* START *

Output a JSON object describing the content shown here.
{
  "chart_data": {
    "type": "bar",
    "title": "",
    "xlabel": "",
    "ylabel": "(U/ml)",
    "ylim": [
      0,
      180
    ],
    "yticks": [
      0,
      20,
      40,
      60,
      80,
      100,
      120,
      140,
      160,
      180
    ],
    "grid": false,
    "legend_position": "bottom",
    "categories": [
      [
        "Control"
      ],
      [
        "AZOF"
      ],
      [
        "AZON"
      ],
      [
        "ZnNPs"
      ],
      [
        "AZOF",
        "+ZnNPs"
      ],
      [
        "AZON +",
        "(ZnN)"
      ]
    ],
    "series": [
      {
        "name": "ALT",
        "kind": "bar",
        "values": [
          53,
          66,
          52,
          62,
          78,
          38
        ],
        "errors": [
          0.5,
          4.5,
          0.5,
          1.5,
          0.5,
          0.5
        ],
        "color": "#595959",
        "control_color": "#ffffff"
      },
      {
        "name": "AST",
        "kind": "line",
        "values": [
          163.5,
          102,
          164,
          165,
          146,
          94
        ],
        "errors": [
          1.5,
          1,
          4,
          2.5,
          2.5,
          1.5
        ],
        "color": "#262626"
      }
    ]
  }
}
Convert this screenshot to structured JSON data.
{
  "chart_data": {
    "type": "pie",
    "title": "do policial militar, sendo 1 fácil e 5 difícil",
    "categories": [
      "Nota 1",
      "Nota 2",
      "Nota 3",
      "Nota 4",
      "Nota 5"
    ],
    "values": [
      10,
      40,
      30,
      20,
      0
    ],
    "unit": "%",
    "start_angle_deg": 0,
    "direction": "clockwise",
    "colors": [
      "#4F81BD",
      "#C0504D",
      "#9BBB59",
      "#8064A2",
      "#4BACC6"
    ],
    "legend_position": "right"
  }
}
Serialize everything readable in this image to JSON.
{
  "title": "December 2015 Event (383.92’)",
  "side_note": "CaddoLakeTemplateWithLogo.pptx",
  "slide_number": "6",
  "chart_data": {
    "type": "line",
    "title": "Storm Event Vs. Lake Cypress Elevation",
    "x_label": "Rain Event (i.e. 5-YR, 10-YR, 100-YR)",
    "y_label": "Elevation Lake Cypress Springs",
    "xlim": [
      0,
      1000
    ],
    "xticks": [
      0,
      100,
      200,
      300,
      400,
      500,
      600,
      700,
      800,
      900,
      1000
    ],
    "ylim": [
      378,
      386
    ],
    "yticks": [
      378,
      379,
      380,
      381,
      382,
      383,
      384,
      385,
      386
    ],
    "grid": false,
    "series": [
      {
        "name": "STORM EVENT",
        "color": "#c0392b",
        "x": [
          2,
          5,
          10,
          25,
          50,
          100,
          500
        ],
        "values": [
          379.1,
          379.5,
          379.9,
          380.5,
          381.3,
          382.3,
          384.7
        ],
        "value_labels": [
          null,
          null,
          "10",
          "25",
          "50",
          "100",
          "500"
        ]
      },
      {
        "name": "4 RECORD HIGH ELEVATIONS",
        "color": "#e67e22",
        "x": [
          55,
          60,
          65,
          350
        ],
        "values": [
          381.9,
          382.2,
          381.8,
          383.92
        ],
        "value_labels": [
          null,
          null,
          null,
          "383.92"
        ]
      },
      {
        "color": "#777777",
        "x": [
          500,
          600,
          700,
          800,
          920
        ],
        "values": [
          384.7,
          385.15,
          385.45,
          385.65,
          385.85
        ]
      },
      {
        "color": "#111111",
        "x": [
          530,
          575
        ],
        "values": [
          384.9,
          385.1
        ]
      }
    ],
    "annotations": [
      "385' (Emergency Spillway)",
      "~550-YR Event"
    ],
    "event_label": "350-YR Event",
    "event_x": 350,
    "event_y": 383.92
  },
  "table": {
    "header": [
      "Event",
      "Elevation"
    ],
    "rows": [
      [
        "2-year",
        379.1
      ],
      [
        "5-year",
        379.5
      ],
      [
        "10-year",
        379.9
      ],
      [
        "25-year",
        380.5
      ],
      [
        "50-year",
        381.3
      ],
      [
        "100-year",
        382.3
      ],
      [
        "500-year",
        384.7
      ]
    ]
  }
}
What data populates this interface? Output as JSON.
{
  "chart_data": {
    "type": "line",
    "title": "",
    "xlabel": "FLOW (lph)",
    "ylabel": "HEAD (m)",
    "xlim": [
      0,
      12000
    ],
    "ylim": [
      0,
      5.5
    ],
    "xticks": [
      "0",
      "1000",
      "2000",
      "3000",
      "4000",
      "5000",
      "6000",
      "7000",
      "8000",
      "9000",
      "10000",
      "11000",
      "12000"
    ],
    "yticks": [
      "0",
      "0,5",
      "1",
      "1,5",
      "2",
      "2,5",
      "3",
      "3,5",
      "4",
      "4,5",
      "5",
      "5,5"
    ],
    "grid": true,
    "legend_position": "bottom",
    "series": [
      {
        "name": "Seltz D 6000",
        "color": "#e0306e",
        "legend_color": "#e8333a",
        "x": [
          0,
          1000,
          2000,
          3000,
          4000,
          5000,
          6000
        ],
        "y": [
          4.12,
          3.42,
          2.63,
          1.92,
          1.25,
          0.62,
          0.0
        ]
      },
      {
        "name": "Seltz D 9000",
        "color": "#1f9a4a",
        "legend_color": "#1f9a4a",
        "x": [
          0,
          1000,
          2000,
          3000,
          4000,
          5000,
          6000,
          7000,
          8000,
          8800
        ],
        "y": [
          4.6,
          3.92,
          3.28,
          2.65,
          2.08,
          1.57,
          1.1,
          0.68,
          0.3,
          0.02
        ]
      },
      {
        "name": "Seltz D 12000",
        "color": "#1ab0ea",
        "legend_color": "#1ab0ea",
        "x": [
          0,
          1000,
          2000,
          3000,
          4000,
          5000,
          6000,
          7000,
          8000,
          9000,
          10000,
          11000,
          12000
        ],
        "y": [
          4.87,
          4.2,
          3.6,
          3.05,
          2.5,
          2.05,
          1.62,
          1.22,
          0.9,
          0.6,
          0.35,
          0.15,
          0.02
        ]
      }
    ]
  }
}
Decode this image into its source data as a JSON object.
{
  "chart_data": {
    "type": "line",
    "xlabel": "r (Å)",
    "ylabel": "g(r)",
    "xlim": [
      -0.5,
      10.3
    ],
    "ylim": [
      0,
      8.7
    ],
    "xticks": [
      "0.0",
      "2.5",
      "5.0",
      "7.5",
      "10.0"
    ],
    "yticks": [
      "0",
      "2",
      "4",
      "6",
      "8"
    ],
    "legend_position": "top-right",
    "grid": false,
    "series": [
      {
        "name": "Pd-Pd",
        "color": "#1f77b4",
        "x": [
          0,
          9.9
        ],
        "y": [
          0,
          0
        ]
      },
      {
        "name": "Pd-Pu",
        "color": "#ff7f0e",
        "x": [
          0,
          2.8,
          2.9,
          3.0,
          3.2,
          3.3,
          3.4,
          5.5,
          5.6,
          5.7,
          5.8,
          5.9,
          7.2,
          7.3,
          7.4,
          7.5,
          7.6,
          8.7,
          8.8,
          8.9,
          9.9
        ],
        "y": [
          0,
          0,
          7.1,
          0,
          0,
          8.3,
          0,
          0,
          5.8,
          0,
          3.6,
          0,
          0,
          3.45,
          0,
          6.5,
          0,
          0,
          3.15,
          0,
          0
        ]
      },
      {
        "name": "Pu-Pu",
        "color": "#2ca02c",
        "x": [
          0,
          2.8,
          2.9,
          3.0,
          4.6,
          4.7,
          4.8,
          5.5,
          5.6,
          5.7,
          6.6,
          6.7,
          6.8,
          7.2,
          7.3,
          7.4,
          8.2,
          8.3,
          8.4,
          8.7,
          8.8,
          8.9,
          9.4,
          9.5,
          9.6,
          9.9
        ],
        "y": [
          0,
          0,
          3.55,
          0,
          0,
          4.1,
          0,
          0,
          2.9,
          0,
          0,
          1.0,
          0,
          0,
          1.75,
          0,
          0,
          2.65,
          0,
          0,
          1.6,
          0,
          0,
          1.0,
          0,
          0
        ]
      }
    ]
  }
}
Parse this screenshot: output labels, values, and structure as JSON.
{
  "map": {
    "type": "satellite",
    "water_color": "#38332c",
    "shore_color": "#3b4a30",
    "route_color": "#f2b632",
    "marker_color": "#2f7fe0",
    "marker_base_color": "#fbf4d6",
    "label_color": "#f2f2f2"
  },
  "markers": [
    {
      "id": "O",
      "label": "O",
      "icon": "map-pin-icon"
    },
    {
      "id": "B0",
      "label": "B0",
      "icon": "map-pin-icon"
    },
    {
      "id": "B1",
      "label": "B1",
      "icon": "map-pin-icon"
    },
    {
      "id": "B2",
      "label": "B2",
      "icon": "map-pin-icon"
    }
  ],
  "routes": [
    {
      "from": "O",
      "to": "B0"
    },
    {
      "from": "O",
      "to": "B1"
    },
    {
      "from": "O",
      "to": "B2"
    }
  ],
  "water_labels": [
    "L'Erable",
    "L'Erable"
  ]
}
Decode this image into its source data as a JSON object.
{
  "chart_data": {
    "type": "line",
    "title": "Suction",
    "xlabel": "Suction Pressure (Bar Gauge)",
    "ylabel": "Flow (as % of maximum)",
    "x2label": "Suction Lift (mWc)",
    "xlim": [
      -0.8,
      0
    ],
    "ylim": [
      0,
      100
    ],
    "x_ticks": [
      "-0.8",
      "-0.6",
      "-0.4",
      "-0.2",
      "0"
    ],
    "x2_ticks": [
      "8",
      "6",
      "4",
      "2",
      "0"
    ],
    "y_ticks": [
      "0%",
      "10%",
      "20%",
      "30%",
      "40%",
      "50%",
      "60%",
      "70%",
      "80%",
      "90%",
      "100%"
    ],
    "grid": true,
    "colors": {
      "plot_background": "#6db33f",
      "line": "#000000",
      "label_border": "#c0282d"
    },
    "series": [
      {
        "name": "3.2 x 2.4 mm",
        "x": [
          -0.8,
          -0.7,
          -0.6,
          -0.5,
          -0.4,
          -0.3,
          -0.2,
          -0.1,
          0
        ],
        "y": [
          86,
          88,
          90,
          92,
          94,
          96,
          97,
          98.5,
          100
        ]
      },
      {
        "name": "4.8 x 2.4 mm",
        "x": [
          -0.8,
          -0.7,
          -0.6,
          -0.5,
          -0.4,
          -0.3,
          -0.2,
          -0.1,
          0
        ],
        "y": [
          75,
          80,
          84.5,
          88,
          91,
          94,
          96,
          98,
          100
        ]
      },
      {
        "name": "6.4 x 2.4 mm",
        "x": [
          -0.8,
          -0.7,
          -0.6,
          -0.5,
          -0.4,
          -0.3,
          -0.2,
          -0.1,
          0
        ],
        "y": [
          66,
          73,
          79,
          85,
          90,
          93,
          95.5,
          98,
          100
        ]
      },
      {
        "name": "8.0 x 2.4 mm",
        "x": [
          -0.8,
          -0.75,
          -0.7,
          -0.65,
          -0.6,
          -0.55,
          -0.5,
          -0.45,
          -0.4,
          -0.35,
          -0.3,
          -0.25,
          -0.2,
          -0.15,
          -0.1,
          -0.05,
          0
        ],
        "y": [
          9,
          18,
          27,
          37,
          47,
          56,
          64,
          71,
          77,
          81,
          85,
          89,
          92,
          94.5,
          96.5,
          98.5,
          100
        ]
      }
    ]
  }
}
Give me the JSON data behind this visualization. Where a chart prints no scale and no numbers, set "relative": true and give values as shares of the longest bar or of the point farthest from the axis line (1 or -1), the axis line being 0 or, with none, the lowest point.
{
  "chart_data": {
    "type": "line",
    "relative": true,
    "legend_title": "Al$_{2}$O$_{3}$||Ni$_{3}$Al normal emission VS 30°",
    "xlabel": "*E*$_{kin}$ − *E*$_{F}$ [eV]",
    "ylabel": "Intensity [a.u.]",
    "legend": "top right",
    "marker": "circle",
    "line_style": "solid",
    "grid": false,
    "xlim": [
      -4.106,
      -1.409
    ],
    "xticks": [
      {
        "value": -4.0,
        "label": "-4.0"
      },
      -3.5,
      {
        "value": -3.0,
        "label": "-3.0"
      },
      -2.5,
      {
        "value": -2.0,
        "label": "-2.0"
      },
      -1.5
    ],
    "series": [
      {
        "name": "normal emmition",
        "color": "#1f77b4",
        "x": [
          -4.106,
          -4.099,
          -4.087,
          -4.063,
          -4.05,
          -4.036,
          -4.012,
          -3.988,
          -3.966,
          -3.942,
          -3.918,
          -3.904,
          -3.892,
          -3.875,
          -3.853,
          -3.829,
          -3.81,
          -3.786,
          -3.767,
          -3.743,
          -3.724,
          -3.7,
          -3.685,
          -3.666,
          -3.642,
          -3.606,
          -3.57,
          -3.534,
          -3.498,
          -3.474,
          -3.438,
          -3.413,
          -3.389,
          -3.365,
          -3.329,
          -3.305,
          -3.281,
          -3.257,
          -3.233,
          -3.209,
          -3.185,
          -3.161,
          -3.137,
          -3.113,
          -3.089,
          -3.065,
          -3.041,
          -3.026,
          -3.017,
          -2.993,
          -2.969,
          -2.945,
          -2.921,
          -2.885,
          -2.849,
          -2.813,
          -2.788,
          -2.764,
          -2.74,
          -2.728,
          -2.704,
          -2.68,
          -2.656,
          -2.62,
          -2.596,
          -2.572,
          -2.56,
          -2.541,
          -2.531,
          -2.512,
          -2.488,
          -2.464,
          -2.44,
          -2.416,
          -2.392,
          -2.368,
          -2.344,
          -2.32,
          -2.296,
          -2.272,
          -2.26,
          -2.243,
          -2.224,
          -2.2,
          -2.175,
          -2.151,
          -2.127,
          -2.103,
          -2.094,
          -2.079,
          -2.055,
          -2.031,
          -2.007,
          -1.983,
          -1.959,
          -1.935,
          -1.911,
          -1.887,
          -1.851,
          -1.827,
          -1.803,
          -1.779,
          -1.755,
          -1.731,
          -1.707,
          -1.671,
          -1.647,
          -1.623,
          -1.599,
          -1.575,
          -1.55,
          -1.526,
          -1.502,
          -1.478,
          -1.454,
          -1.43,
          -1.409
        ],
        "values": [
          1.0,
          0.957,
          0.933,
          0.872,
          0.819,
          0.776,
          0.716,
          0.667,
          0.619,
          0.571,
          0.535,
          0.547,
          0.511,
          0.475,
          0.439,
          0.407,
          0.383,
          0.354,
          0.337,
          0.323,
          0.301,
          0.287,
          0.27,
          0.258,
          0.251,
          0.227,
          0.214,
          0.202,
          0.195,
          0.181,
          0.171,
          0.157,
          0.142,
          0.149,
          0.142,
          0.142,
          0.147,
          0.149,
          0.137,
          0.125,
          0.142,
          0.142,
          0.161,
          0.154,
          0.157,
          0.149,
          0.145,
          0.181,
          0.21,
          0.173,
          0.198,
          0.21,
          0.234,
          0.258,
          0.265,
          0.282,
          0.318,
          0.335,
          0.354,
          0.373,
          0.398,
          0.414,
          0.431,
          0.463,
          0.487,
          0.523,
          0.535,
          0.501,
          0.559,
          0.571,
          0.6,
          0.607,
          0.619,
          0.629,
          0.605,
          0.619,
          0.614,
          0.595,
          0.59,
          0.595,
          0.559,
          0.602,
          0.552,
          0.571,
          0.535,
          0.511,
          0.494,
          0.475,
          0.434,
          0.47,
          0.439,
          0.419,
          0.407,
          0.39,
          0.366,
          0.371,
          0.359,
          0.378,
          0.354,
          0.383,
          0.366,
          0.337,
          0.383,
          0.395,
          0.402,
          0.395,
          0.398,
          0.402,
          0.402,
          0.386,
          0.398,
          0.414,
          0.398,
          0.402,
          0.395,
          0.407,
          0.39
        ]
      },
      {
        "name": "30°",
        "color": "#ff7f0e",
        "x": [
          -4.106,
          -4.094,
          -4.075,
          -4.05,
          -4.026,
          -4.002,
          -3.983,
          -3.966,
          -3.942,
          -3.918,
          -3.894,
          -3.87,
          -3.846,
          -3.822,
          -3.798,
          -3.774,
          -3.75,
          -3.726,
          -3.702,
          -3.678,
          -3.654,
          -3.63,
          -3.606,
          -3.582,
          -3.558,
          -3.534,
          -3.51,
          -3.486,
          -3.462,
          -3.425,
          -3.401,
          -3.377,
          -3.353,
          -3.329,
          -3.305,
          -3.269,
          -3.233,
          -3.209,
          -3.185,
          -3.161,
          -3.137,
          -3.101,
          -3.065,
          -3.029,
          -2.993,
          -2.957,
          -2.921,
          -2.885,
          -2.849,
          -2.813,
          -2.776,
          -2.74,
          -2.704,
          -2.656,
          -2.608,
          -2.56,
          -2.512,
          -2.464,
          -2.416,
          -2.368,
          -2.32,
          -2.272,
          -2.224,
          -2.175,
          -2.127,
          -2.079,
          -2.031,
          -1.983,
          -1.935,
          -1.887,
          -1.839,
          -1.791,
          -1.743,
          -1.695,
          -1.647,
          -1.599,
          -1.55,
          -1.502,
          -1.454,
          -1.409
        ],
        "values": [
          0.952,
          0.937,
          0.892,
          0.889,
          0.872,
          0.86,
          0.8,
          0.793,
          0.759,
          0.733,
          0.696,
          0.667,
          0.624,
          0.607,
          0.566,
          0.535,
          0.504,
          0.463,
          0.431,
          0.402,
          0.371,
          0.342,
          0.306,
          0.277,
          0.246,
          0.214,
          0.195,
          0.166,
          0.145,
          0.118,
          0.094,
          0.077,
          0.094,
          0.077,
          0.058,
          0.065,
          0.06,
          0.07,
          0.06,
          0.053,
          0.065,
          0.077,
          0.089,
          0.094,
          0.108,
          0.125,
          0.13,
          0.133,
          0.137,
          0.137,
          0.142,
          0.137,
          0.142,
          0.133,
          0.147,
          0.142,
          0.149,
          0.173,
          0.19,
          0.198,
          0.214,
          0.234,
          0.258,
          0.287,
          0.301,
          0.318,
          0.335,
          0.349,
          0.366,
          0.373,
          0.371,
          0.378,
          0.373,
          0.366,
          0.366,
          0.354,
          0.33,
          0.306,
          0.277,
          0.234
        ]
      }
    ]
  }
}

* END *

Locate the word "Seltz" in the records and collect each line it appears in.

▶ Answer below:
        "name": "Seltz D 6000",
        "name": "Seltz D 9000",
        "name": "Seltz D 12000",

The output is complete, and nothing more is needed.